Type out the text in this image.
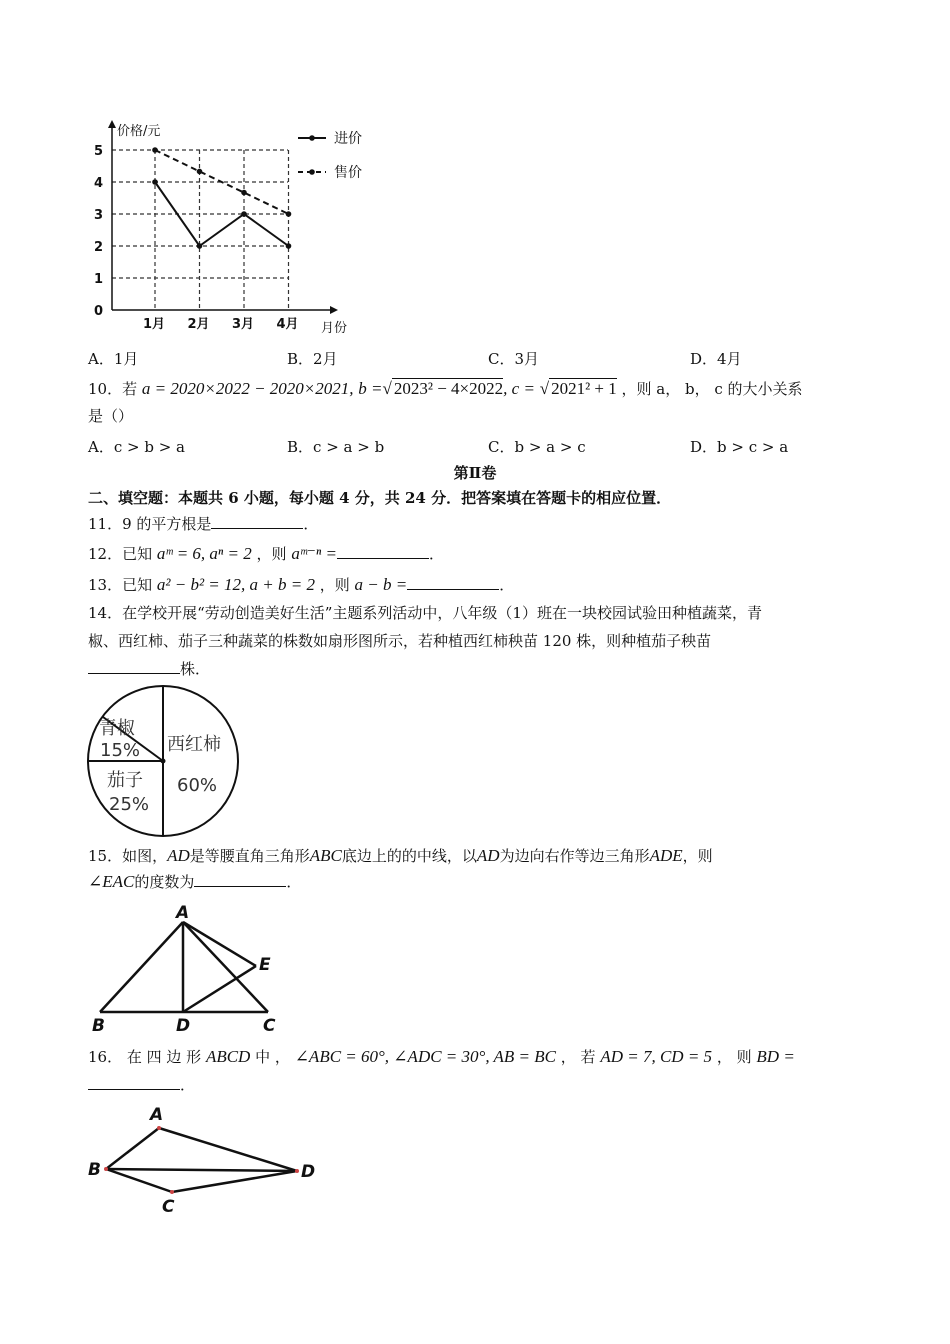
价格/元
月份
0
1
2
3
4
5
1月 2月 3月 4月
进价
售价
A．1月	B．2月	C．3月	D．4月
10．若 a = 2020×2022 − 2020×2021, b =√ 2023² − 4×2022, c = √ 2021² + 1 ，则 a， b， c 的大小关系
是（）
A．c > b > a	B．c > a > b	C．b > a > c	D．b > c > a
第Ⅱ卷
二、填空题：本题共 6 小题，每小题 4 分，共 24 分．把答案填在答题卡的相应位置．
11．9 的平方根是	．
12．已知 aᵐ = 6, aⁿ = 2 ，则 aᵐ⁻ⁿ =	．
13．已知 a² − b² = 12, a + b = 2 ，则 a − b =	．
14．在学校开展“劳动创造美好生活”主题系列活动中，八年级（1）班在一块校园试验田种植蔬菜，青
椒、西红柿、茄子三种蔬菜的株数如扇形图所示，若种植西红柿秧苗 120 株，则种植茄子秧苗
株．
青椒
15% 西红柿
60%
茄子
25%
15．如图，AD是等腰直角三角形ABC底边上的的中线，以AD为边向右作等边三角形ADE，则
∠EAC的度数为	．
A
B	D	C
E
16． 在 四 边 形 ABCD 中 ， ∠ABC = 60°, ∠ADC = 30°, AB = BC ， 若 AD = 7, CD = 5 ， 则 BD =
．
A
B
C
D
________________________
What needs to be done:
Reproduce all the records verbatim, excluding images.

The response:
Type out the text in this image.
价格/元
月份
0
1
2
3
4
5
1月 2月 3月 4月
进价
售价
A．1月	B．2月	C．3月	D．4月
10．若 a = 2020×2022 − 2020×2021, b =√ 2023² − 4×2022, c = √ 2021² + 1 ，则 a， b， c 的大小关系
是（）
A．c > b > a	B．c > a > b	C．b > a > c	D．b > c > a
第Ⅱ卷
二、填空题：本题共 6 小题，每小题 4 分，共 24 分．把答案填在答题卡的相应位置．
11．9 的平方根是	．
12．已知 aᵐ = 6, aⁿ = 2 ，则 aᵐ⁻ⁿ =	．
13．已知 a² − b² = 12, a + b = 2 ，则 a − b =	．
14．在学校开展“劳动创造美好生活”主题系列活动中，八年级（1）班在一块校园试验田种植蔬菜，青
椒、西红柿、茄子三种蔬菜的株数如扇形图所示，若种植西红柿秧苗 120 株，则种植茄子秧苗
株．
青椒
15% 西红柿
60%
茄子
25%
15．如图，AD是等腰直角三角形ABC底边上的的中线，以AD为边向右作等边三角形ADE，则
∠EAC的度数为	．
A
B	D	C
E
16． 在 四 边 形 ABCD 中 ， ∠ABC = 60°, ∠ADC = 30°, AB = BC ， 若 AD = 7, CD = 5 ， 则 BD =
．
A
B
C
D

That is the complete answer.